#### DATA EXCERPTS
-- Begin --
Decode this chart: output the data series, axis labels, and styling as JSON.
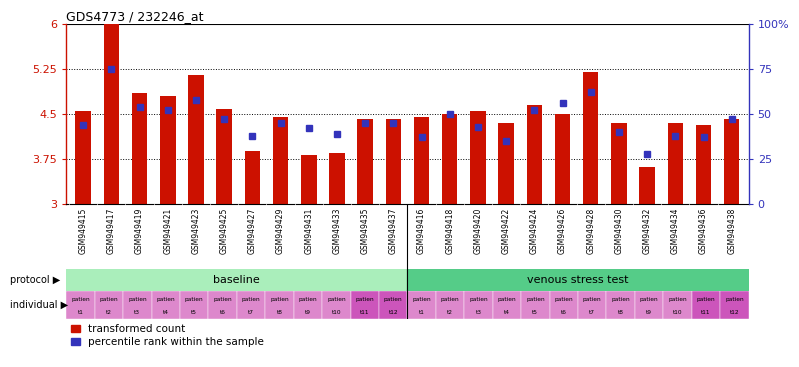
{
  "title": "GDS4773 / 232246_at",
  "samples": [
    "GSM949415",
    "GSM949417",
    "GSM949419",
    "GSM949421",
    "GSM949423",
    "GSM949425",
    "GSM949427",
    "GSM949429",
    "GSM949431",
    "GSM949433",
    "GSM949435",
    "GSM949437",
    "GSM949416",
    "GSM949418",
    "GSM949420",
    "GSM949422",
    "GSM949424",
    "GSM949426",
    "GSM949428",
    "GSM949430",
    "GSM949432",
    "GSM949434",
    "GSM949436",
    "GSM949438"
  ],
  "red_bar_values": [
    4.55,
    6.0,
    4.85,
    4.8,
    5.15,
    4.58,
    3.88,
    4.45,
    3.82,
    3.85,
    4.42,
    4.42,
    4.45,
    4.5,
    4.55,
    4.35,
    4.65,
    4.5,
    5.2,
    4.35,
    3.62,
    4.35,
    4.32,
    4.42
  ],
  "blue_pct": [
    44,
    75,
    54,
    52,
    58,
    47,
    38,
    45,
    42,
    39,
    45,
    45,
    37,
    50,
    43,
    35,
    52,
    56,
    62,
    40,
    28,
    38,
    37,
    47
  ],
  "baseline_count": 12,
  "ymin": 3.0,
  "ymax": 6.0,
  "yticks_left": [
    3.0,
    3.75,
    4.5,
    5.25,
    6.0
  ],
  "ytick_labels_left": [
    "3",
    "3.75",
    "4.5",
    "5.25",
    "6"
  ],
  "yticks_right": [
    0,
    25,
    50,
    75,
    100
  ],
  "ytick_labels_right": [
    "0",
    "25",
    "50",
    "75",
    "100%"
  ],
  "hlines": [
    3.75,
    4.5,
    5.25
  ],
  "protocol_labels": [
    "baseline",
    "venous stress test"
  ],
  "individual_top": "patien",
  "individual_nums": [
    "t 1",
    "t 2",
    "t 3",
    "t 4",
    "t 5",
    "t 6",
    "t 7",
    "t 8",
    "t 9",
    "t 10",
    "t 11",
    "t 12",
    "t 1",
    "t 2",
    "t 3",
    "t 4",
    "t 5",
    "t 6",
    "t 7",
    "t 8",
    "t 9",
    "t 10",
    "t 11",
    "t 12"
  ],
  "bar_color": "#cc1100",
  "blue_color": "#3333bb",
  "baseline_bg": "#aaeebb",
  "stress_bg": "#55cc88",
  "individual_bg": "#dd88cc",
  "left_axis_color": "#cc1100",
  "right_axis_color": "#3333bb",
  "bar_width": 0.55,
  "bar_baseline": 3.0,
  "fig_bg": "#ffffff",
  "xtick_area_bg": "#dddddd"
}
-- End --
#### TASK PROMPT
Your task is to repeat the material above exactly, without its pictures.

#### RIGHT ANSWER
Decode this chart: output the data series, axis labels, and styling as JSON.
{
  "title": "GDS4773 / 232246_at",
  "samples": [
    "GSM949415",
    "GSM949417",
    "GSM949419",
    "GSM949421",
    "GSM949423",
    "GSM949425",
    "GSM949427",
    "GSM949429",
    "GSM949431",
    "GSM949433",
    "GSM949435",
    "GSM949437",
    "GSM949416",
    "GSM949418",
    "GSM949420",
    "GSM949422",
    "GSM949424",
    "GSM949426",
    "GSM949428",
    "GSM949430",
    "GSM949432",
    "GSM949434",
    "GSM949436",
    "GSM949438"
  ],
  "red_bar_values": [
    4.55,
    6.0,
    4.85,
    4.8,
    5.15,
    4.58,
    3.88,
    4.45,
    3.82,
    3.85,
    4.42,
    4.42,
    4.45,
    4.5,
    4.55,
    4.35,
    4.65,
    4.5,
    5.2,
    4.35,
    3.62,
    4.35,
    4.32,
    4.42
  ],
  "blue_pct": [
    44,
    75,
    54,
    52,
    58,
    47,
    38,
    45,
    42,
    39,
    45,
    45,
    37,
    50,
    43,
    35,
    52,
    56,
    62,
    40,
    28,
    38,
    37,
    47
  ],
  "baseline_count": 12,
  "ymin": 3.0,
  "ymax": 6.0,
  "yticks_left": [
    3.0,
    3.75,
    4.5,
    5.25,
    6.0
  ],
  "ytick_labels_left": [
    "3",
    "3.75",
    "4.5",
    "5.25",
    "6"
  ],
  "yticks_right": [
    0,
    25,
    50,
    75,
    100
  ],
  "ytick_labels_right": [
    "0",
    "25",
    "50",
    "75",
    "100%"
  ],
  "hlines": [
    3.75,
    4.5,
    5.25
  ],
  "protocol_labels": [
    "baseline",
    "venous stress test"
  ],
  "individual_top": "patien",
  "individual_nums": [
    "t 1",
    "t 2",
    "t 3",
    "t 4",
    "t 5",
    "t 6",
    "t 7",
    "t 8",
    "t 9",
    "t 10",
    "t 11",
    "t 12",
    "t 1",
    "t 2",
    "t 3",
    "t 4",
    "t 5",
    "t 6",
    "t 7",
    "t 8",
    "t 9",
    "t 10",
    "t 11",
    "t 12"
  ],
  "bar_color": "#cc1100",
  "blue_color": "#3333bb",
  "baseline_bg": "#aaeebb",
  "stress_bg": "#55cc88",
  "individual_bg": "#dd88cc",
  "left_axis_color": "#cc1100",
  "right_axis_color": "#3333bb",
  "bar_width": 0.55,
  "bar_baseline": 3.0,
  "fig_bg": "#ffffff",
  "xtick_area_bg": "#dddddd"
}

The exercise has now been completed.